#### RECORDS FOR THIS EXERCISE ####
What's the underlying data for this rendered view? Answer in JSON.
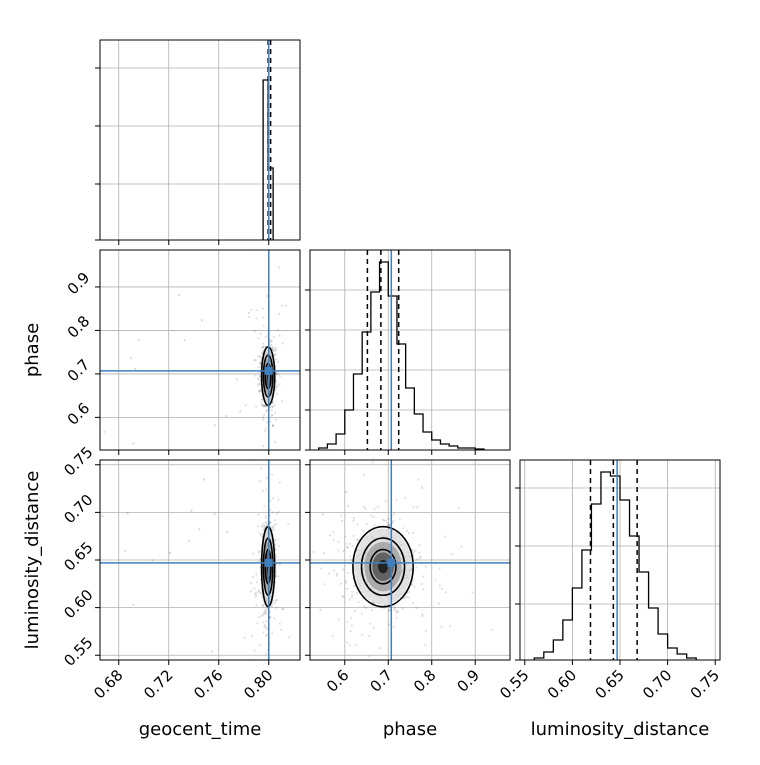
{
  "chart_data": {
    "type": "corner",
    "parameters": [
      "geocent_time",
      "phase",
      "luminosity_distance"
    ],
    "truth": {
      "geocent_time": 0.8,
      "phase": 0.707,
      "luminosity_distance": 0.647
    },
    "colors": {
      "truth": "#3f7fbf",
      "hist": "#000000",
      "grid": "#b0b0b0",
      "points": "#000000"
    },
    "grid": true,
    "panels": {
      "geocent_time_hist": {
        "xlim": [
          0.665,
          0.825
        ],
        "x_ticks": [
          0.68,
          0.72,
          0.76,
          0.8
        ],
        "x_tick_labels": [
          "0.68",
          "0.72",
          "0.76",
          "0.80"
        ],
        "bins": [
          [
            0.7955,
            0.7995,
            0.8
          ],
          [
            0.7995,
            0.8035,
            0.36
          ]
        ],
        "quantiles": [
          0.7995,
          0.8,
          0.8015
        ]
      },
      "phase_hist": {
        "xlim": [
          0.52,
          0.98
        ],
        "x_ticks": [
          0.6,
          0.7,
          0.8,
          0.9
        ],
        "x_tick_labels": [
          "0.6",
          "0.7",
          "0.8",
          "0.9"
        ],
        "bin_edges": [
          0.54,
          0.56,
          0.58,
          0.6,
          0.62,
          0.64,
          0.66,
          0.68,
          0.7,
          0.72,
          0.74,
          0.76,
          0.78,
          0.8,
          0.82,
          0.84,
          0.86,
          0.88,
          0.9,
          0.92
        ],
        "counts": [
          0.01,
          0.03,
          0.08,
          0.2,
          0.38,
          0.59,
          0.79,
          0.94,
          0.77,
          0.53,
          0.31,
          0.18,
          0.09,
          0.05,
          0.03,
          0.02,
          0.01,
          0.01,
          0.005
        ],
        "quantiles": [
          0.652,
          0.683,
          0.724
        ]
      },
      "luminosity_distance_hist": {
        "xlim": [
          0.545,
          0.755
        ],
        "x_ticks": [
          0.55,
          0.6,
          0.65,
          0.7,
          0.75
        ],
        "x_tick_labels": [
          "0.55",
          "0.60",
          "0.65",
          "0.70",
          "0.75"
        ],
        "bin_edges": [
          0.56,
          0.57,
          0.58,
          0.59,
          0.6,
          0.61,
          0.62,
          0.63,
          0.64,
          0.65,
          0.66,
          0.67,
          0.68,
          0.69,
          0.7,
          0.71,
          0.72,
          0.73
        ],
        "counts": [
          0.01,
          0.04,
          0.1,
          0.2,
          0.36,
          0.55,
          0.78,
          0.94,
          0.92,
          0.8,
          0.62,
          0.44,
          0.26,
          0.13,
          0.06,
          0.03,
          0.01
        ],
        "quantiles": [
          0.619,
          0.643,
          0.668
        ]
      },
      "phase_vs_geocent_time": {
        "xlim": [
          0.665,
          0.825
        ],
        "ylim": [
          0.525,
          0.985
        ],
        "y_ticks": [
          0.6,
          0.7,
          0.8,
          0.9
        ],
        "y_tick_labels": [
          "0.6",
          "0.7",
          "0.8",
          "0.9"
        ],
        "center": [
          0.7995,
          0.695
        ],
        "spread": [
          0.0025,
          0.032
        ]
      },
      "luminosity_distance_vs_geocent_time": {
        "xlim": [
          0.665,
          0.825
        ],
        "ylim": [
          0.545,
          0.755
        ],
        "y_ticks": [
          0.55,
          0.6,
          0.65,
          0.7,
          0.75
        ],
        "y_tick_labels": [
          "0.55",
          "0.60",
          "0.65",
          "0.70",
          "0.75"
        ],
        "center": [
          0.7995,
          0.643
        ],
        "spread": [
          0.0025,
          0.02
        ]
      },
      "luminosity_distance_vs_phase": {
        "xlim": [
          0.52,
          0.98
        ],
        "ylim": [
          0.545,
          0.755
        ],
        "center": [
          0.688,
          0.643
        ],
        "spread": [
          0.033,
          0.02
        ]
      }
    },
    "xlabels": [
      "geocent_time",
      "phase",
      "luminosity_distance"
    ],
    "ylabels": [
      "phase",
      "luminosity_distance"
    ]
  }
}
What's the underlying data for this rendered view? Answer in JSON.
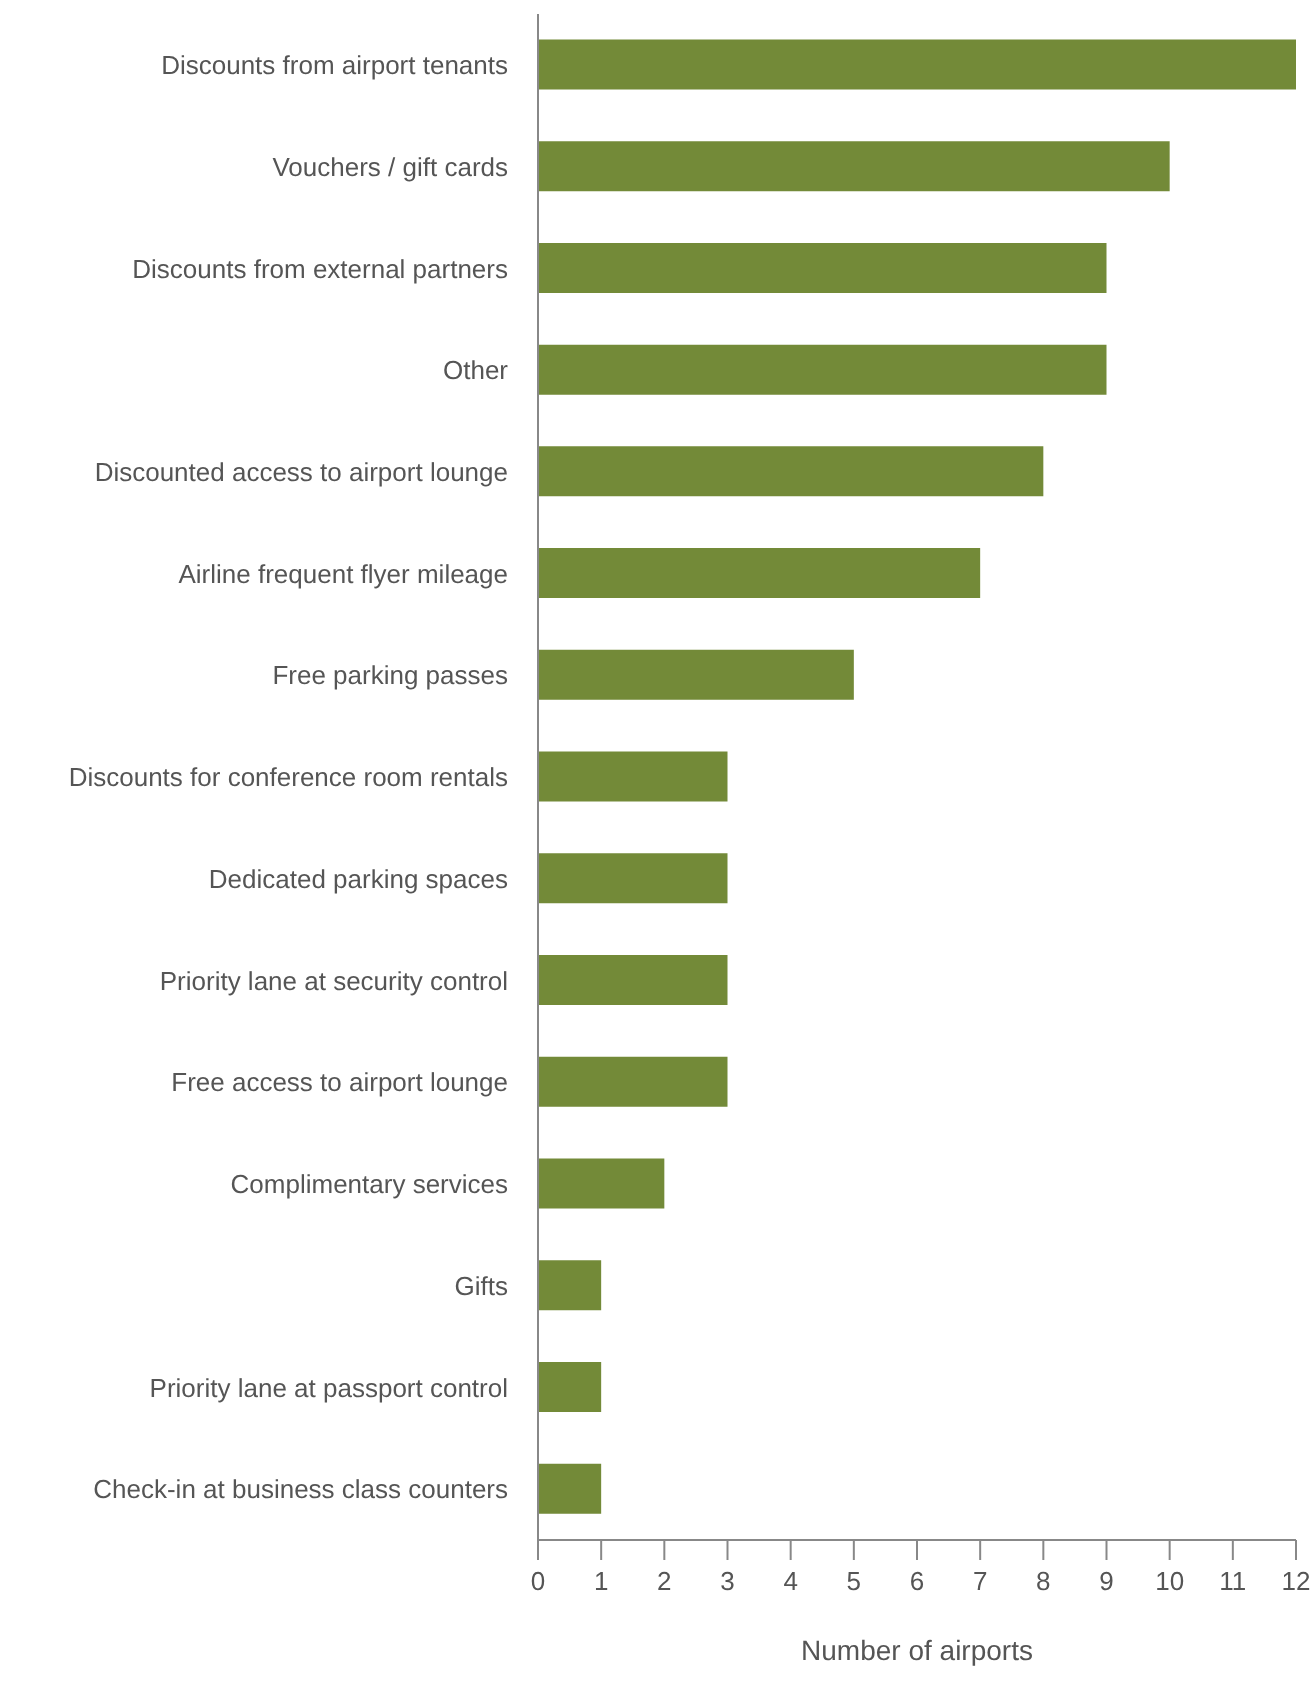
{
  "chart_data": {
    "type": "bar",
    "orientation": "horizontal",
    "xlabel": "Number of airports",
    "categories": [
      "Discounts from airport tenants",
      "Vouchers / gift cards",
      "Discounts from external partners",
      "Other",
      "Discounted access to airport lounge",
      "Airline frequent flyer mileage",
      "Free parking passes",
      "Discounts for conference room rentals",
      "Dedicated parking spaces",
      "Priority lane at security control",
      "Free access to airport lounge",
      "Complimentary services",
      "Gifts",
      "Priority lane at passport control",
      "Check-in at business class counters"
    ],
    "values": [
      12,
      10,
      9,
      9,
      8,
      7,
      5,
      3,
      3,
      3,
      3,
      2,
      1,
      1,
      1
    ],
    "color": "#738a38",
    "xlim": [
      0,
      12
    ],
    "xticks": [
      0,
      1,
      2,
      3,
      4,
      5,
      6,
      7,
      8,
      9,
      10,
      11,
      12
    ],
    "grid": false,
    "legend": false
  }
}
####
* _THE PROBLEM_:
Pictures are to be left out; repeat all the remaining data exactly.

* _FINAL RESULT_:
What's the underlying data for this rendered view? Answer in JSON.
{
  "chart_data": {
    "type": "corner",
    "parameters": [
      "geocent_time",
      "phase",
      "luminosity_distance"
    ],
    "truth": {
      "geocent_time": 0.8,
      "phase": 0.707,
      "luminosity_distance": 0.647
    },
    "colors": {
      "truth": "#3f7fbf",
      "hist": "#000000",
      "grid": "#b0b0b0",
      "points": "#000000"
    },
    "grid": true,
    "panels": {
      "geocent_time_hist": {
        "xlim": [
          0.665,
          0.825
        ],
        "x_ticks": [
          0.68,
          0.72,
          0.76,
          0.8
        ],
        "x_tick_labels": [
          "0.68",
          "0.72",
          "0.76",
          "0.80"
        ],
        "bins": [
          [
            0.7955,
            0.7995,
            0.8
          ],
          [
            0.7995,
            0.8035,
            0.36
          ]
        ],
        "quantiles": [
          0.7995,
          0.8,
          0.8015
        ]
      },
      "phase_hist": {
        "xlim": [
          0.52,
          0.98
        ],
        "x_ticks": [
          0.6,
          0.7,
          0.8,
          0.9
        ],
        "x_tick_labels": [
          "0.6",
          "0.7",
          "0.8",
          "0.9"
        ],
        "bin_edges": [
          0.54,
          0.56,
          0.58,
          0.6,
          0.62,
          0.64,
          0.66,
          0.68,
          0.7,
          0.72,
          0.74,
          0.76,
          0.78,
          0.8,
          0.82,
          0.84,
          0.86,
          0.88,
          0.9,
          0.92
        ],
        "counts": [
          0.01,
          0.03,
          0.08,
          0.2,
          0.38,
          0.59,
          0.79,
          0.94,
          0.77,
          0.53,
          0.31,
          0.18,
          0.09,
          0.05,
          0.03,
          0.02,
          0.01,
          0.01,
          0.005
        ],
        "quantiles": [
          0.652,
          0.683,
          0.724
        ]
      },
      "luminosity_distance_hist": {
        "xlim": [
          0.545,
          0.755
        ],
        "x_ticks": [
          0.55,
          0.6,
          0.65,
          0.7,
          0.75
        ],
        "x_tick_labels": [
          "0.55",
          "0.60",
          "0.65",
          "0.70",
          "0.75"
        ],
        "bin_edges": [
          0.56,
          0.57,
          0.58,
          0.59,
          0.6,
          0.61,
          0.62,
          0.63,
          0.64,
          0.65,
          0.66,
          0.67,
          0.68,
          0.69,
          0.7,
          0.71,
          0.72,
          0.73
        ],
        "counts": [
          0.01,
          0.04,
          0.1,
          0.2,
          0.36,
          0.55,
          0.78,
          0.94,
          0.92,
          0.8,
          0.62,
          0.44,
          0.26,
          0.13,
          0.06,
          0.03,
          0.01
        ],
        "quantiles": [
          0.619,
          0.643,
          0.668
        ]
      },
      "phase_vs_geocent_time": {
        "xlim": [
          0.665,
          0.825
        ],
        "ylim": [
          0.525,
          0.985
        ],
        "y_ticks": [
          0.6,
          0.7,
          0.8,
          0.9
        ],
        "y_tick_labels": [
          "0.6",
          "0.7",
          "0.8",
          "0.9"
        ],
        "center": [
          0.7995,
          0.695
        ],
        "spread": [
          0.0025,
          0.032
        ]
      },
      "luminosity_distance_vs_geocent_time": {
        "xlim": [
          0.665,
          0.825
        ],
        "ylim": [
          0.545,
          0.755
        ],
        "y_ticks": [
          0.55,
          0.6,
          0.65,
          0.7,
          0.75
        ],
        "y_tick_labels": [
          "0.55",
          "0.60",
          "0.65",
          "0.70",
          "0.75"
        ],
        "center": [
          0.7995,
          0.643
        ],
        "spread": [
          0.0025,
          0.02
        ]
      },
      "luminosity_distance_vs_phase": {
        "xlim": [
          0.52,
          0.98
        ],
        "ylim": [
          0.545,
          0.755
        ],
        "center": [
          0.688,
          0.643
        ],
        "spread": [
          0.033,
          0.02
        ]
      }
    },
    "xlabels": [
      "geocent_time",
      "phase",
      "luminosity_distance"
    ],
    "ylabels": [
      "phase",
      "luminosity_distance"
    ]
  }
}
What's the underlying data for this rendered view? Answer in JSON.
{
  "chart_data": {
    "type": "bar",
    "orientation": "horizontal",
    "xlabel": "Number of airports",
    "categories": [
      "Discounts from airport tenants",
      "Vouchers / gift cards",
      "Discounts from external partners",
      "Other",
      "Discounted access to airport lounge",
      "Airline frequent flyer mileage",
      "Free parking passes",
      "Discounts for conference room rentals",
      "Dedicated parking spaces",
      "Priority lane at security control",
      "Free access to airport lounge",
      "Complimentary services",
      "Gifts",
      "Priority lane at passport control",
      "Check-in at business class counters"
    ],
    "values": [
      12,
      10,
      9,
      9,
      8,
      7,
      5,
      3,
      3,
      3,
      3,
      2,
      1,
      1,
      1
    ],
    "color": "#738a38",
    "xlim": [
      0,
      12
    ],
    "xticks": [
      0,
      1,
      2,
      3,
      4,
      5,
      6,
      7,
      8,
      9,
      10,
      11,
      12
    ],
    "grid": false,
    "legend": false
  }
}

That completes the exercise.